[Problem]
Print each of the entries exactly, leaving nothing out.

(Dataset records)

┌──

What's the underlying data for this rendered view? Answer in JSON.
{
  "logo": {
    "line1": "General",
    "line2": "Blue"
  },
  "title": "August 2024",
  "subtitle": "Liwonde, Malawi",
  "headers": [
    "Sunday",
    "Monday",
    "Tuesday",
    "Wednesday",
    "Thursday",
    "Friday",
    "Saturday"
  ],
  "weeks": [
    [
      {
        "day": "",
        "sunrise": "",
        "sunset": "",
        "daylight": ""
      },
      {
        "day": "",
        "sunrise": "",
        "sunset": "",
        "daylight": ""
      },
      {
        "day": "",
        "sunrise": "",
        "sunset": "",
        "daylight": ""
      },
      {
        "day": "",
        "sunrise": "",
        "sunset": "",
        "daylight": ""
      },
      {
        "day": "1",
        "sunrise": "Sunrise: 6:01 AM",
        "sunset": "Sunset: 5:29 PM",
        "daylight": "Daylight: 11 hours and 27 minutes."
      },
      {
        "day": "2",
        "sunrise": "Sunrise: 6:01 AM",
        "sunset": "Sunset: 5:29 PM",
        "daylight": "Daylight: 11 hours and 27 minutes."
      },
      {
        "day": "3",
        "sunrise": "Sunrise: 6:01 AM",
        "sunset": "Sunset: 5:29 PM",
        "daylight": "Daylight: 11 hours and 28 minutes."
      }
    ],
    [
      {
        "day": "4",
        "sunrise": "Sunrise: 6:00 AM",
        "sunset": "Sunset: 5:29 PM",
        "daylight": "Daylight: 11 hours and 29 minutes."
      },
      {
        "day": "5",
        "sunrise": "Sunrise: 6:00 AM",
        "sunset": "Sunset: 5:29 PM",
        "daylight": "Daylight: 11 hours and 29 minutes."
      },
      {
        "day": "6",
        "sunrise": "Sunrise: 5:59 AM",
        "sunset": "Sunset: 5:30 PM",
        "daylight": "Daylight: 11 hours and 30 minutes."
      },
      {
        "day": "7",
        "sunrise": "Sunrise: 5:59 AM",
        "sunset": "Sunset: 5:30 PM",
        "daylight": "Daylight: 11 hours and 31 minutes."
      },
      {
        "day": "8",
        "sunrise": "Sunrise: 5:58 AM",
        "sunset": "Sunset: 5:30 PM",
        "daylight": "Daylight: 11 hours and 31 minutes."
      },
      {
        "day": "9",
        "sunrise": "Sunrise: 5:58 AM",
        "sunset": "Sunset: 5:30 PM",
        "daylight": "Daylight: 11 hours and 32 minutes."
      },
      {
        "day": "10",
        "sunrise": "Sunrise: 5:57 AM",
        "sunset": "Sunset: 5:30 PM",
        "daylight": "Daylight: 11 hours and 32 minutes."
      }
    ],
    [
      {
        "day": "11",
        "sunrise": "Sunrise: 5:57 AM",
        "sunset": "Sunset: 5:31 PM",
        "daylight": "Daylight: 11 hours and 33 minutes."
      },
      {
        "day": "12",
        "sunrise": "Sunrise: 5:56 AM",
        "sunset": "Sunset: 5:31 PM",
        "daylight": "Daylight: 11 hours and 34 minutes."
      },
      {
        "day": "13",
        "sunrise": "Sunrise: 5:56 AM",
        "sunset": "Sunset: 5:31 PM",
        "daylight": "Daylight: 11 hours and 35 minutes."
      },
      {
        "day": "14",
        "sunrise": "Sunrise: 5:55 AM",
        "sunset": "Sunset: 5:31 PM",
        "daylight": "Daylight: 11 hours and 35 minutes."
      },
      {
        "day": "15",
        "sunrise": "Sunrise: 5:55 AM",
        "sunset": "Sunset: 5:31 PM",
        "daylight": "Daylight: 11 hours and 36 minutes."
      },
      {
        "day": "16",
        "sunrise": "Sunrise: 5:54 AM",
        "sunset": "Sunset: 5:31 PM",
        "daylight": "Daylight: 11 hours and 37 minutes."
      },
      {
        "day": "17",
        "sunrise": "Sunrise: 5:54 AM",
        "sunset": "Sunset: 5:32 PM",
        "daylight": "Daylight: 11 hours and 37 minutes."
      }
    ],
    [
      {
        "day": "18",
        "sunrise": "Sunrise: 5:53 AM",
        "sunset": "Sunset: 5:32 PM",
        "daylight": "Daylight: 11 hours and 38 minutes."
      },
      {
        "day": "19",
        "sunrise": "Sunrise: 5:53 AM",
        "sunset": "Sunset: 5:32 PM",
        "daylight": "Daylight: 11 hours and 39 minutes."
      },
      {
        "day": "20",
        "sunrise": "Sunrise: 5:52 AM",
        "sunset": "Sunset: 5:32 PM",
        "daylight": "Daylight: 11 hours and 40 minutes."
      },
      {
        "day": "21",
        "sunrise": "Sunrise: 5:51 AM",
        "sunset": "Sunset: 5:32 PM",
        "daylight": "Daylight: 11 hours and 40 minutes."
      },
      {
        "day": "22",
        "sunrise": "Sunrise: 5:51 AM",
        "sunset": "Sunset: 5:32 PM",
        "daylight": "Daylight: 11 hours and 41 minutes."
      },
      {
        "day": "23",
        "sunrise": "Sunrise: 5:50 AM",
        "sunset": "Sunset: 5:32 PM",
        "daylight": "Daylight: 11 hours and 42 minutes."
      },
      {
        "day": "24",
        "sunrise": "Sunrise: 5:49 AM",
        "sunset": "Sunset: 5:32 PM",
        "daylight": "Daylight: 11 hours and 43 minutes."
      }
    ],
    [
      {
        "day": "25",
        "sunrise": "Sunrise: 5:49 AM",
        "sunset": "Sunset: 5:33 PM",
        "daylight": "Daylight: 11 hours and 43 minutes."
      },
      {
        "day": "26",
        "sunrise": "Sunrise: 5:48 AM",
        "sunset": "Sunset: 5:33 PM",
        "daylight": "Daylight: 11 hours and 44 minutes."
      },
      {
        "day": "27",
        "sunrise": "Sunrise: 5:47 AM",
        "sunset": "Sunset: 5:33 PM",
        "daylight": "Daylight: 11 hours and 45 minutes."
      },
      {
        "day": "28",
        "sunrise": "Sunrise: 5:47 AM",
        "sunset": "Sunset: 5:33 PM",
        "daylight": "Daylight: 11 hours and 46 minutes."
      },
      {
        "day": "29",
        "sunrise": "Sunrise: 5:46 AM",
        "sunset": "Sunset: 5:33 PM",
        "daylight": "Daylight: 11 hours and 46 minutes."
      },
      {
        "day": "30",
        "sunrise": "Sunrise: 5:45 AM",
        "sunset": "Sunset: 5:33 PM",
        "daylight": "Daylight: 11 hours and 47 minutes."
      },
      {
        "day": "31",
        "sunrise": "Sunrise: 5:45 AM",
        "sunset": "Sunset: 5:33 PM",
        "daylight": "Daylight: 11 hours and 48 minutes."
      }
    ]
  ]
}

└──

[Answer to this task]
What's the underlying data for this rendered view? Answer in JSON.
{
  "logo": {
    "line1": "General",
    "line2": "Blue"
  },
  "title": "August 2024",
  "subtitle": "Liwonde, Malawi",
  "headers": [
    "Sunday",
    "Monday",
    "Tuesday",
    "Wednesday",
    "Thursday",
    "Friday",
    "Saturday"
  ],
  "weeks": [
    [
      {
        "day": "",
        "sunrise": "",
        "sunset": "",
        "daylight": ""
      },
      {
        "day": "",
        "sunrise": "",
        "sunset": "",
        "daylight": ""
      },
      {
        "day": "",
        "sunrise": "",
        "sunset": "",
        "daylight": ""
      },
      {
        "day": "",
        "sunrise": "",
        "sunset": "",
        "daylight": ""
      },
      {
        "day": "1",
        "sunrise": "Sunrise: 6:01 AM",
        "sunset": "Sunset: 5:29 PM",
        "daylight": "Daylight: 11 hours and 27 minutes."
      },
      {
        "day": "2",
        "sunrise": "Sunrise: 6:01 AM",
        "sunset": "Sunset: 5:29 PM",
        "daylight": "Daylight: 11 hours and 27 minutes."
      },
      {
        "day": "3",
        "sunrise": "Sunrise: 6:01 AM",
        "sunset": "Sunset: 5:29 PM",
        "daylight": "Daylight: 11 hours and 28 minutes."
      }
    ],
    [
      {
        "day": "4",
        "sunrise": "Sunrise: 6:00 AM",
        "sunset": "Sunset: 5:29 PM",
        "daylight": "Daylight: 11 hours and 29 minutes."
      },
      {
        "day": "5",
        "sunrise": "Sunrise: 6:00 AM",
        "sunset": "Sunset: 5:29 PM",
        "daylight": "Daylight: 11 hours and 29 minutes."
      },
      {
        "day": "6",
        "sunrise": "Sunrise: 5:59 AM",
        "sunset": "Sunset: 5:30 PM",
        "daylight": "Daylight: 11 hours and 30 minutes."
      },
      {
        "day": "7",
        "sunrise": "Sunrise: 5:59 AM",
        "sunset": "Sunset: 5:30 PM",
        "daylight": "Daylight: 11 hours and 31 minutes."
      },
      {
        "day": "8",
        "sunrise": "Sunrise: 5:58 AM",
        "sunset": "Sunset: 5:30 PM",
        "daylight": "Daylight: 11 hours and 31 minutes."
      },
      {
        "day": "9",
        "sunrise": "Sunrise: 5:58 AM",
        "sunset": "Sunset: 5:30 PM",
        "daylight": "Daylight: 11 hours and 32 minutes."
      },
      {
        "day": "10",
        "sunrise": "Sunrise: 5:57 AM",
        "sunset": "Sunset: 5:30 PM",
        "daylight": "Daylight: 11 hours and 32 minutes."
      }
    ],
    [
      {
        "day": "11",
        "sunrise": "Sunrise: 5:57 AM",
        "sunset": "Sunset: 5:31 PM",
        "daylight": "Daylight: 11 hours and 33 minutes."
      },
      {
        "day": "12",
        "sunrise": "Sunrise: 5:56 AM",
        "sunset": "Sunset: 5:31 PM",
        "daylight": "Daylight: 11 hours and 34 minutes."
      },
      {
        "day": "13",
        "sunrise": "Sunrise: 5:56 AM",
        "sunset": "Sunset: 5:31 PM",
        "daylight": "Daylight: 11 hours and 35 minutes."
      },
      {
        "day": "14",
        "sunrise": "Sunrise: 5:55 AM",
        "sunset": "Sunset: 5:31 PM",
        "daylight": "Daylight: 11 hours and 35 minutes."
      },
      {
        "day": "15",
        "sunrise": "Sunrise: 5:55 AM",
        "sunset": "Sunset: 5:31 PM",
        "daylight": "Daylight: 11 hours and 36 minutes."
      },
      {
        "day": "16",
        "sunrise": "Sunrise: 5:54 AM",
        "sunset": "Sunset: 5:31 PM",
        "daylight": "Daylight: 11 hours and 37 minutes."
      },
      {
        "day": "17",
        "sunrise": "Sunrise: 5:54 AM",
        "sunset": "Sunset: 5:32 PM",
        "daylight": "Daylight: 11 hours and 37 minutes."
      }
    ],
    [
      {
        "day": "18",
        "sunrise": "Sunrise: 5:53 AM",
        "sunset": "Sunset: 5:32 PM",
        "daylight": "Daylight: 11 hours and 38 minutes."
      },
      {
        "day": "19",
        "sunrise": "Sunrise: 5:53 AM",
        "sunset": "Sunset: 5:32 PM",
        "daylight": "Daylight: 11 hours and 39 minutes."
      },
      {
        "day": "20",
        "sunrise": "Sunrise: 5:52 AM",
        "sunset": "Sunset: 5:32 PM",
        "daylight": "Daylight: 11 hours and 40 minutes."
      },
      {
        "day": "21",
        "sunrise": "Sunrise: 5:51 AM",
        "sunset": "Sunset: 5:32 PM",
        "daylight": "Daylight: 11 hours and 40 minutes."
      },
      {
        "day": "22",
        "sunrise": "Sunrise: 5:51 AM",
        "sunset": "Sunset: 5:32 PM",
        "daylight": "Daylight: 11 hours and 41 minutes."
      },
      {
        "day": "23",
        "sunrise": "Sunrise: 5:50 AM",
        "sunset": "Sunset: 5:32 PM",
        "daylight": "Daylight: 11 hours and 42 minutes."
      },
      {
        "day": "24",
        "sunrise": "Sunrise: 5:49 AM",
        "sunset": "Sunset: 5:32 PM",
        "daylight": "Daylight: 11 hours and 43 minutes."
      }
    ],
    [
      {
        "day": "25",
        "sunrise": "Sunrise: 5:49 AM",
        "sunset": "Sunset: 5:33 PM",
        "daylight": "Daylight: 11 hours and 43 minutes."
      },
      {
        "day": "26",
        "sunrise": "Sunrise: 5:48 AM",
        "sunset": "Sunset: 5:33 PM",
        "daylight": "Daylight: 11 hours and 44 minutes."
      },
      {
        "day": "27",
        "sunrise": "Sunrise: 5:47 AM",
        "sunset": "Sunset: 5:33 PM",
        "daylight": "Daylight: 11 hours and 45 minutes."
      },
      {
        "day": "28",
        "sunrise": "Sunrise: 5:47 AM",
        "sunset": "Sunset: 5:33 PM",
        "daylight": "Daylight: 11 hours and 46 minutes."
      },
      {
        "day": "29",
        "sunrise": "Sunrise: 5:46 AM",
        "sunset": "Sunset: 5:33 PM",
        "daylight": "Daylight: 11 hours and 46 minutes."
      },
      {
        "day": "30",
        "sunrise": "Sunrise: 5:45 AM",
        "sunset": "Sunset: 5:33 PM",
        "daylight": "Daylight: 11 hours and 47 minutes."
      },
      {
        "day": "31",
        "sunrise": "Sunrise: 5:45 AM",
        "sunset": "Sunset: 5:33 PM",
        "daylight": "Daylight: 11 hours and 48 minutes."
      }
    ]
  ]
}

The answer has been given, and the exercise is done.